*Task prompt*: List every line of the entries that contains the string "Outros".

*Provided records*:
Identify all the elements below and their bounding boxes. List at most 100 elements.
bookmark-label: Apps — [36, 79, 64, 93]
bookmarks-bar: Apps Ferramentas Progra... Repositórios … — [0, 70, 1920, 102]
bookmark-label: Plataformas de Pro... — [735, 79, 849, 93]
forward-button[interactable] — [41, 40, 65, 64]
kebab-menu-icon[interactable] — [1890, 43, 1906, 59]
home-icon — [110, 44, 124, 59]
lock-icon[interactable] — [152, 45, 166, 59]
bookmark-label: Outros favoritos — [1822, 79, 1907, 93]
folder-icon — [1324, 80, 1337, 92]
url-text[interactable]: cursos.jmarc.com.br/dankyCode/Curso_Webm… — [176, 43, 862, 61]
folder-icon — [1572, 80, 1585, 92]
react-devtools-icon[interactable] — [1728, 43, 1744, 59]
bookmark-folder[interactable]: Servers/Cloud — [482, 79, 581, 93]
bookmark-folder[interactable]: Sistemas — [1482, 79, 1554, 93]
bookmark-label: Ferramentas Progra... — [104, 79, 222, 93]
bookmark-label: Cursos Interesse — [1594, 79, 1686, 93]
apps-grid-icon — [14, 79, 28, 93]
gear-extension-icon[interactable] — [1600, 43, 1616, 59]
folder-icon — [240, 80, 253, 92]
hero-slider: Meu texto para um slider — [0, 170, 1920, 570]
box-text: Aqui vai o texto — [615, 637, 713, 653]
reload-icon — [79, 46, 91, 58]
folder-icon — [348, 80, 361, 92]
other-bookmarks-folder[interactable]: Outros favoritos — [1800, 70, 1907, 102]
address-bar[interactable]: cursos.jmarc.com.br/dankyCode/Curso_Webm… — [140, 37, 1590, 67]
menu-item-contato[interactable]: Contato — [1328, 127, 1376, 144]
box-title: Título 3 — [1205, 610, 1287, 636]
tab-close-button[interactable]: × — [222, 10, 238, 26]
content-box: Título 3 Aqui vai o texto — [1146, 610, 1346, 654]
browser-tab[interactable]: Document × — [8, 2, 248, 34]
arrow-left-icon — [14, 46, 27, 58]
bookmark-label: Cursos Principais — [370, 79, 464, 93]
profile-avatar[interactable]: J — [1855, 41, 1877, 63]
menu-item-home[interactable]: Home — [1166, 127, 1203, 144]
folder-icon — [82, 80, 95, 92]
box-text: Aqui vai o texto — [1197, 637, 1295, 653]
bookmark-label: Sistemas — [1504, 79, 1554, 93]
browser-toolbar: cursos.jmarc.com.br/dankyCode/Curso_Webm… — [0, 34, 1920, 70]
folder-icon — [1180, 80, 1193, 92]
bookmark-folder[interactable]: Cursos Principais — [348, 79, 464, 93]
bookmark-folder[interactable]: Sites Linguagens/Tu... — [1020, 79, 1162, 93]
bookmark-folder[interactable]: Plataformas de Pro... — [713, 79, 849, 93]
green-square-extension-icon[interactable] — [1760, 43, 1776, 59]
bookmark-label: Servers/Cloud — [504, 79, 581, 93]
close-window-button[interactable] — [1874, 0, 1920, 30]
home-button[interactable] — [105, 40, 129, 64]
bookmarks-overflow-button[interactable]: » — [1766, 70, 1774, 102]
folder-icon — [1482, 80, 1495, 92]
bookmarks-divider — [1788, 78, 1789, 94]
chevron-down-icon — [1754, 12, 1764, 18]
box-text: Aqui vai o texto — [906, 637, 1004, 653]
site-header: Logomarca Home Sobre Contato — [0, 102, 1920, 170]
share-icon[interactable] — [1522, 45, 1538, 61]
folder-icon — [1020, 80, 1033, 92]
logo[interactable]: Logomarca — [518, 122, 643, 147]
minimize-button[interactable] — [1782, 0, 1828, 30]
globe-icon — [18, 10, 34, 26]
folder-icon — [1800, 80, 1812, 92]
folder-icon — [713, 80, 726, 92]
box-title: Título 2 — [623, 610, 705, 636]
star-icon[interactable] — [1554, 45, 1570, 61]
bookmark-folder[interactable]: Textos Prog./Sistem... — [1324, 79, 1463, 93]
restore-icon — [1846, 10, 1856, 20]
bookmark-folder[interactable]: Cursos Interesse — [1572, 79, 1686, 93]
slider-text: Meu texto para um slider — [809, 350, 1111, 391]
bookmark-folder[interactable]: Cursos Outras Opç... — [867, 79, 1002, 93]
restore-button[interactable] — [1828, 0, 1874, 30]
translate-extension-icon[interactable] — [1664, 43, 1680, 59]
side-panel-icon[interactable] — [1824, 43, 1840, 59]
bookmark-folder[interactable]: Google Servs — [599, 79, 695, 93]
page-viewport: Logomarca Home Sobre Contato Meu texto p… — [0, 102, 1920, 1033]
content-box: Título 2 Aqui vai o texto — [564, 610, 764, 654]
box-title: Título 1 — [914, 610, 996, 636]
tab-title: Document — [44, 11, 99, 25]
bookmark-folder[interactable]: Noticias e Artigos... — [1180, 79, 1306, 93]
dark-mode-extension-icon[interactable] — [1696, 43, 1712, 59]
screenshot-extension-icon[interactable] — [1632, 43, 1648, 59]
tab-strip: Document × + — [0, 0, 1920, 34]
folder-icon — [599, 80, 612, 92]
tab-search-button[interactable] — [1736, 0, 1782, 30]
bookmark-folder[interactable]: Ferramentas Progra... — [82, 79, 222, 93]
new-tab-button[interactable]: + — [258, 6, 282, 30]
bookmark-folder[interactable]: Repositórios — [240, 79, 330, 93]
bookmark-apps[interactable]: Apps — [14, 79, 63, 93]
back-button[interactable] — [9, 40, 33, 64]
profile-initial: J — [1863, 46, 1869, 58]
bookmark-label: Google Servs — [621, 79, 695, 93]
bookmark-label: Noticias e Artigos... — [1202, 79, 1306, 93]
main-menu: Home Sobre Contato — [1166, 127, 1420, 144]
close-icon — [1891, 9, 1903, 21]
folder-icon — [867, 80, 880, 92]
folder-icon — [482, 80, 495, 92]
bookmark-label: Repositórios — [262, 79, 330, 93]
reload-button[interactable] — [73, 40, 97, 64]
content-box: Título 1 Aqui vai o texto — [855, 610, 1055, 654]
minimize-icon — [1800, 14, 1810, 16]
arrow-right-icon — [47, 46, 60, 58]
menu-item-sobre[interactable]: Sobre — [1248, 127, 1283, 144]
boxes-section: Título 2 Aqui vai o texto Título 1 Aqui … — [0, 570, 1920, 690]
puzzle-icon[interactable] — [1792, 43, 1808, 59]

*Complete output*:
bookmark-label: Outros favoritos — [1822, 79, 1907, 93]
other-bookmarks-folder[interactable]: Outros favoritos — [1800, 70, 1907, 102]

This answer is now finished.